### Aim
Restate the entries below verbatim.

### Data for this exercise
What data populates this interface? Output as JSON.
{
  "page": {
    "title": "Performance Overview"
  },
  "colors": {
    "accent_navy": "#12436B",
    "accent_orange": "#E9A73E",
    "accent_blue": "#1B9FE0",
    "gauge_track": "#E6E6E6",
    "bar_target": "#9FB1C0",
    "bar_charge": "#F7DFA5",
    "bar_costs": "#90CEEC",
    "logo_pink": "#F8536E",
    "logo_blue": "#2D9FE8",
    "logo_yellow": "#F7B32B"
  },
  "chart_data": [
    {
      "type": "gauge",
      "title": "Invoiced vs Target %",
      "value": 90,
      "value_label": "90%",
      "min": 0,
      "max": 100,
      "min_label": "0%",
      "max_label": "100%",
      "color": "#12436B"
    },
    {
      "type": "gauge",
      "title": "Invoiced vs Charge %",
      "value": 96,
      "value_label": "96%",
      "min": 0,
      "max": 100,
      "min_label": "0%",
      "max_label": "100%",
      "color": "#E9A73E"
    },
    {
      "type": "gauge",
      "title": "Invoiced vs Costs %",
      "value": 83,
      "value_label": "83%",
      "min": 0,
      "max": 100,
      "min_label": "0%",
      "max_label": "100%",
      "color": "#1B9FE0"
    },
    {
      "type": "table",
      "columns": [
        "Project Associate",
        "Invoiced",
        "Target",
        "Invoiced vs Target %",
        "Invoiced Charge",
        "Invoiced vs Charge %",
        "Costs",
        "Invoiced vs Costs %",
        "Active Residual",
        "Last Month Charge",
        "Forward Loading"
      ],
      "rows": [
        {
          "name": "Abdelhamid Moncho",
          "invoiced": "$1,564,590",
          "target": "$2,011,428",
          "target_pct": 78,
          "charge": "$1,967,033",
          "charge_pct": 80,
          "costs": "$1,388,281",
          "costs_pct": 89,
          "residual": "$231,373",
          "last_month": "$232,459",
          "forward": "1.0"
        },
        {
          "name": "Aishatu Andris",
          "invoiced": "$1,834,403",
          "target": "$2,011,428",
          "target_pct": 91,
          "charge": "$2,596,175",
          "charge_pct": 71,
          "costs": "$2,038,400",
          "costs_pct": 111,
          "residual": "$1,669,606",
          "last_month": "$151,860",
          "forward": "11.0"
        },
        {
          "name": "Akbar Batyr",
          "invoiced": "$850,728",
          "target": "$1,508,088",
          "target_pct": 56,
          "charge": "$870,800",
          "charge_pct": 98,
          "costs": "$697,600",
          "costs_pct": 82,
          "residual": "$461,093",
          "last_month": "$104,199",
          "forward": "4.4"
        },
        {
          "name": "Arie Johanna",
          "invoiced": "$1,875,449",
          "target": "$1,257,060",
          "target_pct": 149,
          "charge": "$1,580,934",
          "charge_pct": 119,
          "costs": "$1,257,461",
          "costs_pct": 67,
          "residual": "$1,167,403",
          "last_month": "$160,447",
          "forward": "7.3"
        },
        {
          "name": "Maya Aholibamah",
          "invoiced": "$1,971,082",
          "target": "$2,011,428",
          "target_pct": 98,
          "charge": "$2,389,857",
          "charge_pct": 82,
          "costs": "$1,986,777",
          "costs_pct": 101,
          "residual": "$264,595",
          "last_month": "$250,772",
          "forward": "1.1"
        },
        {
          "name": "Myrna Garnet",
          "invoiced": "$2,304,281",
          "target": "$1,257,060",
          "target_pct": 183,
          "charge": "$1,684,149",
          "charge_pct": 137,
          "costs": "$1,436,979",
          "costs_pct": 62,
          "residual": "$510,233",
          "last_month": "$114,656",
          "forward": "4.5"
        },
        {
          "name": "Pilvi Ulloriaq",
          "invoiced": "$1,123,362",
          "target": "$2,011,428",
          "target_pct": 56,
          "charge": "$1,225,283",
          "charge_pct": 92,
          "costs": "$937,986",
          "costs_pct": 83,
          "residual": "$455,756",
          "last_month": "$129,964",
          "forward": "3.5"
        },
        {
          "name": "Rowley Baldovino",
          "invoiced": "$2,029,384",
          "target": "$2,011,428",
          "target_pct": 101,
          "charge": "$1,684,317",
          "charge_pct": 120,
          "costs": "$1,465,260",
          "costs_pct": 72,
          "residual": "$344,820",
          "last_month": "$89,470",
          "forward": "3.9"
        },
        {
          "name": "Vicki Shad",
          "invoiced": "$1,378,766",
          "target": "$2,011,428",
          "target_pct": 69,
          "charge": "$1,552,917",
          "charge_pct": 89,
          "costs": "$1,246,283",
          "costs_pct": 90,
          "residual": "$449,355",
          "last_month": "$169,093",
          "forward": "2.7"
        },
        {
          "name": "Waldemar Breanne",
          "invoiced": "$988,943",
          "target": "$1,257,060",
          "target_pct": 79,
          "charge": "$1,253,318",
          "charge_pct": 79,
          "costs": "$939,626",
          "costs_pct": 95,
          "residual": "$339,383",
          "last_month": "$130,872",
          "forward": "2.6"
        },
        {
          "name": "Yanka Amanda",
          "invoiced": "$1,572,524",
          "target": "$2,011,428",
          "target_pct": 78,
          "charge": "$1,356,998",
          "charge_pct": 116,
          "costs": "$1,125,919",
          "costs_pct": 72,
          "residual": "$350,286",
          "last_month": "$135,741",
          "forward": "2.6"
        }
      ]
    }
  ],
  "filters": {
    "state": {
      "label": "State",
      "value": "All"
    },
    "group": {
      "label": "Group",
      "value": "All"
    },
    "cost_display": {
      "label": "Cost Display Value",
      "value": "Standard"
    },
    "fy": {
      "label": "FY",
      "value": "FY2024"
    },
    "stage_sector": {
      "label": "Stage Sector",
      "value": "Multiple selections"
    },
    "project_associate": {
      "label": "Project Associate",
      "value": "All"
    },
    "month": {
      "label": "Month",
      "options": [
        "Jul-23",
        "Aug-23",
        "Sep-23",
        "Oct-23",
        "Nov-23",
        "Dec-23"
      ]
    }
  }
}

### Task response
What data populates this interface? Output as JSON.
{
  "page": {
    "title": "Performance Overview"
  },
  "colors": {
    "accent_navy": "#12436B",
    "accent_orange": "#E9A73E",
    "accent_blue": "#1B9FE0",
    "gauge_track": "#E6E6E6",
    "bar_target": "#9FB1C0",
    "bar_charge": "#F7DFA5",
    "bar_costs": "#90CEEC",
    "logo_pink": "#F8536E",
    "logo_blue": "#2D9FE8",
    "logo_yellow": "#F7B32B"
  },
  "chart_data": [
    {
      "type": "gauge",
      "title": "Invoiced vs Target %",
      "value": 90,
      "value_label": "90%",
      "min": 0,
      "max": 100,
      "min_label": "0%",
      "max_label": "100%",
      "color": "#12436B"
    },
    {
      "type": "gauge",
      "title": "Invoiced vs Charge %",
      "value": 96,
      "value_label": "96%",
      "min": 0,
      "max": 100,
      "min_label": "0%",
      "max_label": "100%",
      "color": "#E9A73E"
    },
    {
      "type": "gauge",
      "title": "Invoiced vs Costs %",
      "value": 83,
      "value_label": "83%",
      "min": 0,
      "max": 100,
      "min_label": "0%",
      "max_label": "100%",
      "color": "#1B9FE0"
    },
    {
      "type": "table",
      "columns": [
        "Project Associate",
        "Invoiced",
        "Target",
        "Invoiced vs Target %",
        "Invoiced Charge",
        "Invoiced vs Charge %",
        "Costs",
        "Invoiced vs Costs %",
        "Active Residual",
        "Last Month Charge",
        "Forward Loading"
      ],
      "rows": [
        {
          "name": "Abdelhamid Moncho",
          "invoiced": "$1,564,590",
          "target": "$2,011,428",
          "target_pct": 78,
          "charge": "$1,967,033",
          "charge_pct": 80,
          "costs": "$1,388,281",
          "costs_pct": 89,
          "residual": "$231,373",
          "last_month": "$232,459",
          "forward": "1.0"
        },
        {
          "name": "Aishatu Andris",
          "invoiced": "$1,834,403",
          "target": "$2,011,428",
          "target_pct": 91,
          "charge": "$2,596,175",
          "charge_pct": 71,
          "costs": "$2,038,400",
          "costs_pct": 111,
          "residual": "$1,669,606",
          "last_month": "$151,860",
          "forward": "11.0"
        },
        {
          "name": "Akbar Batyr",
          "invoiced": "$850,728",
          "target": "$1,508,088",
          "target_pct": 56,
          "charge": "$870,800",
          "charge_pct": 98,
          "costs": "$697,600",
          "costs_pct": 82,
          "residual": "$461,093",
          "last_month": "$104,199",
          "forward": "4.4"
        },
        {
          "name": "Arie Johanna",
          "invoiced": "$1,875,449",
          "target": "$1,257,060",
          "target_pct": 149,
          "charge": "$1,580,934",
          "charge_pct": 119,
          "costs": "$1,257,461",
          "costs_pct": 67,
          "residual": "$1,167,403",
          "last_month": "$160,447",
          "forward": "7.3"
        },
        {
          "name": "Maya Aholibamah",
          "invoiced": "$1,971,082",
          "target": "$2,011,428",
          "target_pct": 98,
          "charge": "$2,389,857",
          "charge_pct": 82,
          "costs": "$1,986,777",
          "costs_pct": 101,
          "residual": "$264,595",
          "last_month": "$250,772",
          "forward": "1.1"
        },
        {
          "name": "Myrna Garnet",
          "invoiced": "$2,304,281",
          "target": "$1,257,060",
          "target_pct": 183,
          "charge": "$1,684,149",
          "charge_pct": 137,
          "costs": "$1,436,979",
          "costs_pct": 62,
          "residual": "$510,233",
          "last_month": "$114,656",
          "forward": "4.5"
        },
        {
          "name": "Pilvi Ulloriaq",
          "invoiced": "$1,123,362",
          "target": "$2,011,428",
          "target_pct": 56,
          "charge": "$1,225,283",
          "charge_pct": 92,
          "costs": "$937,986",
          "costs_pct": 83,
          "residual": "$455,756",
          "last_month": "$129,964",
          "forward": "3.5"
        },
        {
          "name": "Rowley Baldovino",
          "invoiced": "$2,029,384",
          "target": "$2,011,428",
          "target_pct": 101,
          "charge": "$1,684,317",
          "charge_pct": 120,
          "costs": "$1,465,260",
          "costs_pct": 72,
          "residual": "$344,820",
          "last_month": "$89,470",
          "forward": "3.9"
        },
        {
          "name": "Vicki Shad",
          "invoiced": "$1,378,766",
          "target": "$2,011,428",
          "target_pct": 69,
          "charge": "$1,552,917",
          "charge_pct": 89,
          "costs": "$1,246,283",
          "costs_pct": 90,
          "residual": "$449,355",
          "last_month": "$169,093",
          "forward": "2.7"
        },
        {
          "name": "Waldemar Breanne",
          "invoiced": "$988,943",
          "target": "$1,257,060",
          "target_pct": 79,
          "charge": "$1,253,318",
          "charge_pct": 79,
          "costs": "$939,626",
          "costs_pct": 95,
          "residual": "$339,383",
          "last_month": "$130,872",
          "forward": "2.6"
        },
        {
          "name": "Yanka Amanda",
          "invoiced": "$1,572,524",
          "target": "$2,011,428",
          "target_pct": 78,
          "charge": "$1,356,998",
          "charge_pct": 116,
          "costs": "$1,125,919",
          "costs_pct": 72,
          "residual": "$350,286",
          "last_month": "$135,741",
          "forward": "2.6"
        }
      ]
    }
  ],
  "filters": {
    "state": {
      "label": "State",
      "value": "All"
    },
    "group": {
      "label": "Group",
      "value": "All"
    },
    "cost_display": {
      "label": "Cost Display Value",
      "value": "Standard"
    },
    "fy": {
      "label": "FY",
      "value": "FY2024"
    },
    "stage_sector": {
      "label": "Stage Sector",
      "value": "Multiple selections"
    },
    "project_associate": {
      "label": "Project Associate",
      "value": "All"
    },
    "month": {
      "label": "Month",
      "options": [
        "Jul-23",
        "Aug-23",
        "Sep-23",
        "Oct-23",
        "Nov-23",
        "Dec-23"
      ]
    }
  }
}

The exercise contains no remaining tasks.